> **THE EXERCISE**
Please turn everything in the records from the line containing "Detect and localize" down to the line containing "- reply-replies-count: 129: [96, 376, 115, 388]", both lines included, into a numbered list, leaving out any blank lines. Include no other lines.

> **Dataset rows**
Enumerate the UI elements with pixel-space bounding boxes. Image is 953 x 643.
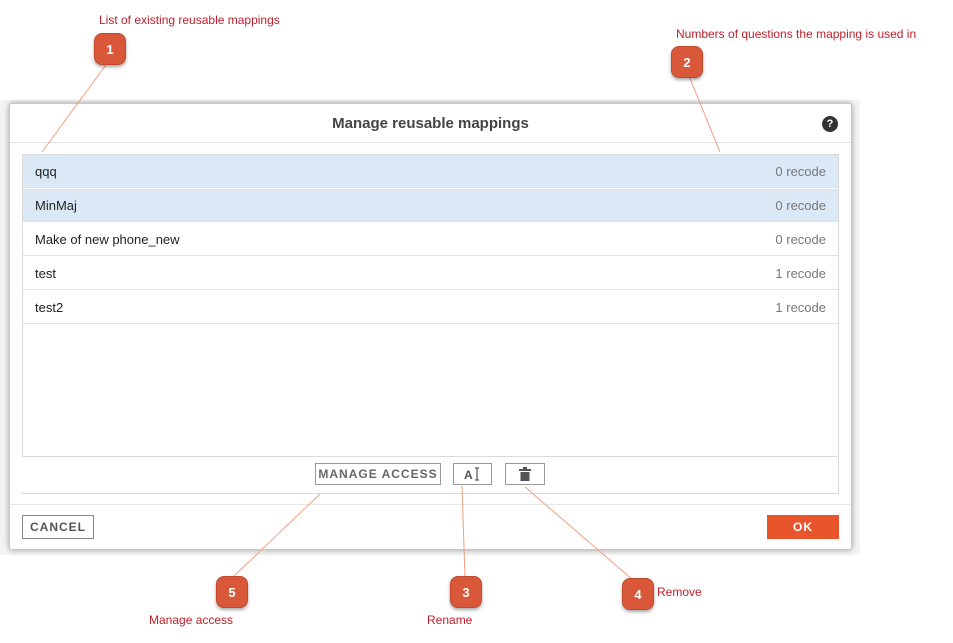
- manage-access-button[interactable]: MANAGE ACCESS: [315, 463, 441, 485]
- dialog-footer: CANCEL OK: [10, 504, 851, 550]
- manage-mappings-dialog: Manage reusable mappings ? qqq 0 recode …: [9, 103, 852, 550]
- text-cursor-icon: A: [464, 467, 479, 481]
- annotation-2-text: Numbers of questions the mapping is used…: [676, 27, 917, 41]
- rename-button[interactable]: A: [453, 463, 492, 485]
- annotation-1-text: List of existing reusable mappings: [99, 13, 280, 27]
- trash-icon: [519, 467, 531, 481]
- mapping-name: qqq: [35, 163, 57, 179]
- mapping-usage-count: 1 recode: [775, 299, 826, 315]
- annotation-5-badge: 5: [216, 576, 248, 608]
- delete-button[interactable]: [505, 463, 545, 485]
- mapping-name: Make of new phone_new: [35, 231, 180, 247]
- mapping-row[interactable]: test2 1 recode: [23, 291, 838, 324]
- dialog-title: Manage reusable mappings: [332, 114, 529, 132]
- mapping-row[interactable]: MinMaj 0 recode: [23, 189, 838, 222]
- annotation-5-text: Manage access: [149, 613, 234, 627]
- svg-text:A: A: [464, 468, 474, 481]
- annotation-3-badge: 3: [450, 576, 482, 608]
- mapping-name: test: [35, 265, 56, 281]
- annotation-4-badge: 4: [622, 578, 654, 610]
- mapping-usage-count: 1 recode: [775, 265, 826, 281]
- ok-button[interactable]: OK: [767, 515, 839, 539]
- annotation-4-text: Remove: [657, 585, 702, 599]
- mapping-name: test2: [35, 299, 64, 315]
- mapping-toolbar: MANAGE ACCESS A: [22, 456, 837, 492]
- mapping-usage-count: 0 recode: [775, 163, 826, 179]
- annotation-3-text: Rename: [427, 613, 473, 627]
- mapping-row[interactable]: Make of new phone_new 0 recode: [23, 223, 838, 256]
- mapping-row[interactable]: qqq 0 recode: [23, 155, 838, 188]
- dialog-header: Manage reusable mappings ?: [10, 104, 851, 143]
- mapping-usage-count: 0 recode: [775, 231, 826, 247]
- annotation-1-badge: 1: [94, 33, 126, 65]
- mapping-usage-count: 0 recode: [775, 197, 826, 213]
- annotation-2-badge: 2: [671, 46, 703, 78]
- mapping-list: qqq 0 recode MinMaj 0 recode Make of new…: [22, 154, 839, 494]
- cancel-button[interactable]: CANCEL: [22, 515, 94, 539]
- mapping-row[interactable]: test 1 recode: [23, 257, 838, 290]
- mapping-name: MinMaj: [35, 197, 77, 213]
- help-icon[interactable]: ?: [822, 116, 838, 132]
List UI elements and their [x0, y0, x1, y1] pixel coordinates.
--
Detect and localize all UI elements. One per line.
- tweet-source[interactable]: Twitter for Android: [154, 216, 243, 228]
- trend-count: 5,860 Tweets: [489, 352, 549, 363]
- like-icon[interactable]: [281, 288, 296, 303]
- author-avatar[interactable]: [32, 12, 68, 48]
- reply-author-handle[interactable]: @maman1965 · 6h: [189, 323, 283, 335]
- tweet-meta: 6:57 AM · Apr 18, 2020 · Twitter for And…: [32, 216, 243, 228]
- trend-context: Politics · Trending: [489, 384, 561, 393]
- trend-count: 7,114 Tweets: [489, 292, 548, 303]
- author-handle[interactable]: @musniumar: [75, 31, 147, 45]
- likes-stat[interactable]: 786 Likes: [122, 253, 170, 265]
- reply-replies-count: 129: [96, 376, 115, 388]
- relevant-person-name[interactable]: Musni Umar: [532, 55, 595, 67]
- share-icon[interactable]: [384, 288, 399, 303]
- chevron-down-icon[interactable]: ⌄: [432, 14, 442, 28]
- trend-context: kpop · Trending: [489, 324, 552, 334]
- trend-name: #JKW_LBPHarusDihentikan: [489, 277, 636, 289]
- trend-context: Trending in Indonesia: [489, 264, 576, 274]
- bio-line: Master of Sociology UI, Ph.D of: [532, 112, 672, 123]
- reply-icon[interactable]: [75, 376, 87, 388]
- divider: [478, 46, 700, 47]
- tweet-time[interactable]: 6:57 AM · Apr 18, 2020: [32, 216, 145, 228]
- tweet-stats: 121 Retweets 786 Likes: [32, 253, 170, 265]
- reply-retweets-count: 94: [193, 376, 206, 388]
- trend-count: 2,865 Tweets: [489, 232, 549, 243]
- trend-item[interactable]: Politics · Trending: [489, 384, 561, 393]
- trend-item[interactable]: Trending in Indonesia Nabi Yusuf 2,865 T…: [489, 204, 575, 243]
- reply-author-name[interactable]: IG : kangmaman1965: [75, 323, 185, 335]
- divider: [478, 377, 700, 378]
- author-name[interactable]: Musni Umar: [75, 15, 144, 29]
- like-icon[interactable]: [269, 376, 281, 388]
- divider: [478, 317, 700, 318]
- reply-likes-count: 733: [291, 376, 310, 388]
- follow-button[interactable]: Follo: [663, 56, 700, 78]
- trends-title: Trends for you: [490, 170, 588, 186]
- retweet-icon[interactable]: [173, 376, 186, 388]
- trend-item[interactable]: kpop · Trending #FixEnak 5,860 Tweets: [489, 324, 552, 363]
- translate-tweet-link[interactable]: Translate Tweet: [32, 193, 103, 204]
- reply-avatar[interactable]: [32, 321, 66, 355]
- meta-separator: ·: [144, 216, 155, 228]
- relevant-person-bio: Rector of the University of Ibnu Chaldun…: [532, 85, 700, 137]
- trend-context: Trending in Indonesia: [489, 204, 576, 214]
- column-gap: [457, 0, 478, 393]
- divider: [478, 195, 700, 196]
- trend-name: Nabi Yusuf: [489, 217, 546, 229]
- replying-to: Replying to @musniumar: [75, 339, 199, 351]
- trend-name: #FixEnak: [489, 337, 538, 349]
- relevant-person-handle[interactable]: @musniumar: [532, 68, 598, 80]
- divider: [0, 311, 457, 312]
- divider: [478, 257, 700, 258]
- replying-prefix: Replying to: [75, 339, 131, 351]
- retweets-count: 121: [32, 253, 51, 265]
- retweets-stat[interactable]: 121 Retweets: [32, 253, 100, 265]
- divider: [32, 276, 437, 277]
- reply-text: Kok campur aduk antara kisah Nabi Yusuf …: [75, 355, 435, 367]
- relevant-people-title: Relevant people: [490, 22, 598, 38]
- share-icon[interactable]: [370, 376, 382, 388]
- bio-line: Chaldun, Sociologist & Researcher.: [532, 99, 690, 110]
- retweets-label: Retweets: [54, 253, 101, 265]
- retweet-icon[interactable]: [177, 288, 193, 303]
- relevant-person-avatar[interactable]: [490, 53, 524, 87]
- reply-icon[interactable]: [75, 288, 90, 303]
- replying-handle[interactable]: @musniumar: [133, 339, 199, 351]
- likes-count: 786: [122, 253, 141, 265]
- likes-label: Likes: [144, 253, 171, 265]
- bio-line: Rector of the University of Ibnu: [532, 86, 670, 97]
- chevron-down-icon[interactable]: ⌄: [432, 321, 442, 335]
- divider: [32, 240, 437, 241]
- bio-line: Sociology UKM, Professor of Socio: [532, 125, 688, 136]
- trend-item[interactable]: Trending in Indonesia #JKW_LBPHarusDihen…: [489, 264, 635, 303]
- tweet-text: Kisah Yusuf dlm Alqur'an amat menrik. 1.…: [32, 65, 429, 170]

> **EXPECTED OUTPUT**
1. Detect and localize all UI elements. One per line.
2. - tweet-source[interactable]: Twitter for Android: [154, 216, 243, 228]
3. - trend-count: 5,860 Tweets: [489, 352, 549, 363]
4. - like-icon[interactable]: [281, 288, 296, 303]
5. - author-avatar[interactable]: [32, 12, 68, 48]
6. - reply-author-handle[interactable]: @maman1965 · 6h: [189, 323, 283, 335]
7. - tweet-meta: 6:57 AM · Apr 18, 2020 · Twitter for And…: [32, 216, 243, 228]
8. - trend-context: Politics · Trending: [489, 384, 561, 393]
9. - trend-count: 7,114 Tweets: [489, 292, 548, 303]
10. - author-handle[interactable]: @musniumar: [75, 31, 147, 45]
11. - likes-stat[interactable]: 786 Likes: [122, 253, 170, 265]
12. - reply-replies-count: 129: [96, 376, 115, 388]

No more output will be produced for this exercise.